Stored items:
┄┄┄┄┄┄┄┄┄┄┄┄┄┄┄┄┄┄┄┄

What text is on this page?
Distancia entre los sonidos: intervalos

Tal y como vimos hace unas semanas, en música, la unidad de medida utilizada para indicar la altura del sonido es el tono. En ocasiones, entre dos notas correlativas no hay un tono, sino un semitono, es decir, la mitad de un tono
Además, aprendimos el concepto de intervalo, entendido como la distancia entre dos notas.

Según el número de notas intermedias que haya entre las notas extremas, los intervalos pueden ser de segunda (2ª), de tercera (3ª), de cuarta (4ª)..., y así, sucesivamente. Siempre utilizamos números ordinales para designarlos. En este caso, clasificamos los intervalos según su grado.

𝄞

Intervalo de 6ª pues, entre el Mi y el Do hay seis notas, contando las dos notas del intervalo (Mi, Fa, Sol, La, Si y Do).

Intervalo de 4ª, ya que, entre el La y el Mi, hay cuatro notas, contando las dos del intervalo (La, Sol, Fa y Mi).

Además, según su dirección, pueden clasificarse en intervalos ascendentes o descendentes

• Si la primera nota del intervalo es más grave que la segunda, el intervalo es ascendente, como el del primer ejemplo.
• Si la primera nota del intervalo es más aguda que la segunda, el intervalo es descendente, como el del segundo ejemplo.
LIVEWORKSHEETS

┄┄┄┄┄┄┄┄┄┄┄┄┄┄┄┄┄┄┄┄

§ **TASK STATEMENT**
Which lines above hold the word "según"? Copy each of them.

§ **ANSWER FOR THE TASK**
Según el número de notas intermedias que haya entre las notas extremas, los intervalos pueden ser de segunda (2ª), de tercera (3ª), de cuarta (4ª)..., y así, sucesivamente. Siempre utilizamos números ordinales para designarlos. En este caso, clasificamos los intervalos según su grado.
Además, según su dirección, pueden clasificarse en intervalos ascendentes o descendentes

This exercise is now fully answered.